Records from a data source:
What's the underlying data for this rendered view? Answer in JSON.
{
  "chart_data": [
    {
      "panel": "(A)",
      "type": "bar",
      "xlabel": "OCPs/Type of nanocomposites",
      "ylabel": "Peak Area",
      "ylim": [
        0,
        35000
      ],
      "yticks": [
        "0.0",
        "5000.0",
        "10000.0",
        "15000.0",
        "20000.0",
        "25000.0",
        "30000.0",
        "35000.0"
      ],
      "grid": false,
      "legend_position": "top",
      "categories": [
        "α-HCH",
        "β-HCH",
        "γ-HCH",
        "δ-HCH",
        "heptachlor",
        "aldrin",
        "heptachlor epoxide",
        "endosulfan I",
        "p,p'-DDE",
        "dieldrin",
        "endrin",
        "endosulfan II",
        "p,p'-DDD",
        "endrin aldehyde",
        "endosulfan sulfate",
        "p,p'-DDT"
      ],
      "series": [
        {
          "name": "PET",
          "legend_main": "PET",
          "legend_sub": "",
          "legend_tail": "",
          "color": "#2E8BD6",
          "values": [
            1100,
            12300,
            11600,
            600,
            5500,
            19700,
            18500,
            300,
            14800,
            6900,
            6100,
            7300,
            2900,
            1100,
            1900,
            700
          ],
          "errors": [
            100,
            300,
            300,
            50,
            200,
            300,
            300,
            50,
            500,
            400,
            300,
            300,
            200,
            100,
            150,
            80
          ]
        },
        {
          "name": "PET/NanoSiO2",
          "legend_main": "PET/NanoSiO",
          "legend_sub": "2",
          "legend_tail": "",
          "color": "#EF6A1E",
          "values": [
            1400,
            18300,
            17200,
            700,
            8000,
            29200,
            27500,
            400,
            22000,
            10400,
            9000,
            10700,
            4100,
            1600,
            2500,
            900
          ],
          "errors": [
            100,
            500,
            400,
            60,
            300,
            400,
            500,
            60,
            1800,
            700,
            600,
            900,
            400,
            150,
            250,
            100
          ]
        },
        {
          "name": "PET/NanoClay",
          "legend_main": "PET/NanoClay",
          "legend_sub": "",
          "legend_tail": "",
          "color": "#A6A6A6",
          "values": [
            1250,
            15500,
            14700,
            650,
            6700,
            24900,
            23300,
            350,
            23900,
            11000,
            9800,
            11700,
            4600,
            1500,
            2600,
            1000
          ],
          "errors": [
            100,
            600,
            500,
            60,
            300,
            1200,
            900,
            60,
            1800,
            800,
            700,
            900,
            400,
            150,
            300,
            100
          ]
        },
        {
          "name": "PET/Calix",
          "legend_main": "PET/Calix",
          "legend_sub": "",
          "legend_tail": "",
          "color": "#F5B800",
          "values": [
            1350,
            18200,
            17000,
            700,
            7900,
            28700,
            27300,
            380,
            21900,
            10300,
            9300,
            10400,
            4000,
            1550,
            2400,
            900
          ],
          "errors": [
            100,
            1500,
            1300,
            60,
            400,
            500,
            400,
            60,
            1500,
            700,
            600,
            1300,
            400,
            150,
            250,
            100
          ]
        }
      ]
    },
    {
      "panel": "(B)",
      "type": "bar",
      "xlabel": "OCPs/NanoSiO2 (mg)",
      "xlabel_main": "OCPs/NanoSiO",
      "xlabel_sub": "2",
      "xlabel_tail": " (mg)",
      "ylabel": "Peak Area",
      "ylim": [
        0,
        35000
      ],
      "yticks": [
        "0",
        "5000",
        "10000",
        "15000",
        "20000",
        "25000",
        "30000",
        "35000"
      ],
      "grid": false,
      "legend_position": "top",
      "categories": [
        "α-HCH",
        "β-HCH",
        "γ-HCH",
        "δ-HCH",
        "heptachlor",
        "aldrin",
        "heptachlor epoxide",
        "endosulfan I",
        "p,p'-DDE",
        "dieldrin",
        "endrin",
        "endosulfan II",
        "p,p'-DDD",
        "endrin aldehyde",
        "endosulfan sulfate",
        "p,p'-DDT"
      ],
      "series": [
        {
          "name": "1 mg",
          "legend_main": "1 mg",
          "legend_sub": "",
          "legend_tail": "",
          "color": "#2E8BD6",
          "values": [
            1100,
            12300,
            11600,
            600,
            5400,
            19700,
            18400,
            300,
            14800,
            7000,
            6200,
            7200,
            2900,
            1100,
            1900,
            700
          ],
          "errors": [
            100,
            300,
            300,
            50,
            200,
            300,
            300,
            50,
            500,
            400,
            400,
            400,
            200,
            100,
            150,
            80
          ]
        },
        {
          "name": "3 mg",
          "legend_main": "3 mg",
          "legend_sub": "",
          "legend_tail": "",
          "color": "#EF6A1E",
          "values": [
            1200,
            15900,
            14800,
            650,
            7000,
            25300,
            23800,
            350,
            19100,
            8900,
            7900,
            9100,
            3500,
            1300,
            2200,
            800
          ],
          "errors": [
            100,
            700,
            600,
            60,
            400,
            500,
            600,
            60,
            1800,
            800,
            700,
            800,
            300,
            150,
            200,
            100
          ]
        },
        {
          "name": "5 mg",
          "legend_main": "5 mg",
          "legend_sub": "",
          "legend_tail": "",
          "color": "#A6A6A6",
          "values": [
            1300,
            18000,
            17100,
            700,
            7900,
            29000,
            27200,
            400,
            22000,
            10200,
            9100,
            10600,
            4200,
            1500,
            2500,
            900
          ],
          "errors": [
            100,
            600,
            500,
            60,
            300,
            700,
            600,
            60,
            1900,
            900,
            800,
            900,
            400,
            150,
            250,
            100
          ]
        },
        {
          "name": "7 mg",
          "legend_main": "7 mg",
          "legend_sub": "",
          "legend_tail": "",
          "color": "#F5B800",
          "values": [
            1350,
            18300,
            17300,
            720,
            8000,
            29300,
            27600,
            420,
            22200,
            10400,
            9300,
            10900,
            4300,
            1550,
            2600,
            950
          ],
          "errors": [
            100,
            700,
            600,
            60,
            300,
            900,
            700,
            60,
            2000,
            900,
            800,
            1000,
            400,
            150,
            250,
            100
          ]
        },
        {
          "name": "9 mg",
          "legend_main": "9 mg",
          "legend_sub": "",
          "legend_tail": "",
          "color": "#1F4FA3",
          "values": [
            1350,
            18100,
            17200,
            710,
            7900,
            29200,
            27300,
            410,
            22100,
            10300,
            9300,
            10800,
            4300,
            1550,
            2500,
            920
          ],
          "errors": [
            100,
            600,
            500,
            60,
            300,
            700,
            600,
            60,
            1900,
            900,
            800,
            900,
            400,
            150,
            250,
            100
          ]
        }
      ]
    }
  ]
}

Your task: Send back each record exactly as it stands.

Solution for this exercise:
What's the underlying data for this rendered view? Answer in JSON.
{
  "chart_data": [
    {
      "panel": "(A)",
      "type": "bar",
      "xlabel": "OCPs/Type of nanocomposites",
      "ylabel": "Peak Area",
      "ylim": [
        0,
        35000
      ],
      "yticks": [
        "0.0",
        "5000.0",
        "10000.0",
        "15000.0",
        "20000.0",
        "25000.0",
        "30000.0",
        "35000.0"
      ],
      "grid": false,
      "legend_position": "top",
      "categories": [
        "α-HCH",
        "β-HCH",
        "γ-HCH",
        "δ-HCH",
        "heptachlor",
        "aldrin",
        "heptachlor epoxide",
        "endosulfan I",
        "p,p'-DDE",
        "dieldrin",
        "endrin",
        "endosulfan II",
        "p,p'-DDD",
        "endrin aldehyde",
        "endosulfan sulfate",
        "p,p'-DDT"
      ],
      "series": [
        {
          "name": "PET",
          "legend_main": "PET",
          "legend_sub": "",
          "legend_tail": "",
          "color": "#2E8BD6",
          "values": [
            1100,
            12300,
            11600,
            600,
            5500,
            19700,
            18500,
            300,
            14800,
            6900,
            6100,
            7300,
            2900,
            1100,
            1900,
            700
          ],
          "errors": [
            100,
            300,
            300,
            50,
            200,
            300,
            300,
            50,
            500,
            400,
            300,
            300,
            200,
            100,
            150,
            80
          ]
        },
        {
          "name": "PET/NanoSiO2",
          "legend_main": "PET/NanoSiO",
          "legend_sub": "2",
          "legend_tail": "",
          "color": "#EF6A1E",
          "values": [
            1400,
            18300,
            17200,
            700,
            8000,
            29200,
            27500,
            400,
            22000,
            10400,
            9000,
            10700,
            4100,
            1600,
            2500,
            900
          ],
          "errors": [
            100,
            500,
            400,
            60,
            300,
            400,
            500,
            60,
            1800,
            700,
            600,
            900,
            400,
            150,
            250,
            100
          ]
        },
        {
          "name": "PET/NanoClay",
          "legend_main": "PET/NanoClay",
          "legend_sub": "",
          "legend_tail": "",
          "color": "#A6A6A6",
          "values": [
            1250,
            15500,
            14700,
            650,
            6700,
            24900,
            23300,
            350,
            23900,
            11000,
            9800,
            11700,
            4600,
            1500,
            2600,
            1000
          ],
          "errors": [
            100,
            600,
            500,
            60,
            300,
            1200,
            900,
            60,
            1800,
            800,
            700,
            900,
            400,
            150,
            300,
            100
          ]
        },
        {
          "name": "PET/Calix",
          "legend_main": "PET/Calix",
          "legend_sub": "",
          "legend_tail": "",
          "color": "#F5B800",
          "values": [
            1350,
            18200,
            17000,
            700,
            7900,
            28700,
            27300,
            380,
            21900,
            10300,
            9300,
            10400,
            4000,
            1550,
            2400,
            900
          ],
          "errors": [
            100,
            1500,
            1300,
            60,
            400,
            500,
            400,
            60,
            1500,
            700,
            600,
            1300,
            400,
            150,
            250,
            100
          ]
        }
      ]
    },
    {
      "panel": "(B)",
      "type": "bar",
      "xlabel": "OCPs/NanoSiO2 (mg)",
      "xlabel_main": "OCPs/NanoSiO",
      "xlabel_sub": "2",
      "xlabel_tail": " (mg)",
      "ylabel": "Peak Area",
      "ylim": [
        0,
        35000
      ],
      "yticks": [
        "0",
        "5000",
        "10000",
        "15000",
        "20000",
        "25000",
        "30000",
        "35000"
      ],
      "grid": false,
      "legend_position": "top",
      "categories": [
        "α-HCH",
        "β-HCH",
        "γ-HCH",
        "δ-HCH",
        "heptachlor",
        "aldrin",
        "heptachlor epoxide",
        "endosulfan I",
        "p,p'-DDE",
        "dieldrin",
        "endrin",
        "endosulfan II",
        "p,p'-DDD",
        "endrin aldehyde",
        "endosulfan sulfate",
        "p,p'-DDT"
      ],
      "series": [
        {
          "name": "1 mg",
          "legend_main": "1 mg",
          "legend_sub": "",
          "legend_tail": "",
          "color": "#2E8BD6",
          "values": [
            1100,
            12300,
            11600,
            600,
            5400,
            19700,
            18400,
            300,
            14800,
            7000,
            6200,
            7200,
            2900,
            1100,
            1900,
            700
          ],
          "errors": [
            100,
            300,
            300,
            50,
            200,
            300,
            300,
            50,
            500,
            400,
            400,
            400,
            200,
            100,
            150,
            80
          ]
        },
        {
          "name": "3 mg",
          "legend_main": "3 mg",
          "legend_sub": "",
          "legend_tail": "",
          "color": "#EF6A1E",
          "values": [
            1200,
            15900,
            14800,
            650,
            7000,
            25300,
            23800,
            350,
            19100,
            8900,
            7900,
            9100,
            3500,
            1300,
            2200,
            800
          ],
          "errors": [
            100,
            700,
            600,
            60,
            400,
            500,
            600,
            60,
            1800,
            800,
            700,
            800,
            300,
            150,
            200,
            100
          ]
        },
        {
          "name": "5 mg",
          "legend_main": "5 mg",
          "legend_sub": "",
          "legend_tail": "",
          "color": "#A6A6A6",
          "values": [
            1300,
            18000,
            17100,
            700,
            7900,
            29000,
            27200,
            400,
            22000,
            10200,
            9100,
            10600,
            4200,
            1500,
            2500,
            900
          ],
          "errors": [
            100,
            600,
            500,
            60,
            300,
            700,
            600,
            60,
            1900,
            900,
            800,
            900,
            400,
            150,
            250,
            100
          ]
        },
        {
          "name": "7 mg",
          "legend_main": "7 mg",
          "legend_sub": "",
          "legend_tail": "",
          "color": "#F5B800",
          "values": [
            1350,
            18300,
            17300,
            720,
            8000,
            29300,
            27600,
            420,
            22200,
            10400,
            9300,
            10900,
            4300,
            1550,
            2600,
            950
          ],
          "errors": [
            100,
            700,
            600,
            60,
            300,
            900,
            700,
            60,
            2000,
            900,
            800,
            1000,
            400,
            150,
            250,
            100
          ]
        },
        {
          "name": "9 mg",
          "legend_main": "9 mg",
          "legend_sub": "",
          "legend_tail": "",
          "color": "#1F4FA3",
          "values": [
            1350,
            18100,
            17200,
            710,
            7900,
            29200,
            27300,
            410,
            22100,
            10300,
            9300,
            10800,
            4300,
            1550,
            2500,
            920
          ],
          "errors": [
            100,
            600,
            500,
            60,
            300,
            700,
            600,
            60,
            1900,
            900,
            800,
            900,
            400,
            150,
            250,
            100
          ]
        }
      ]
    }
  ]
}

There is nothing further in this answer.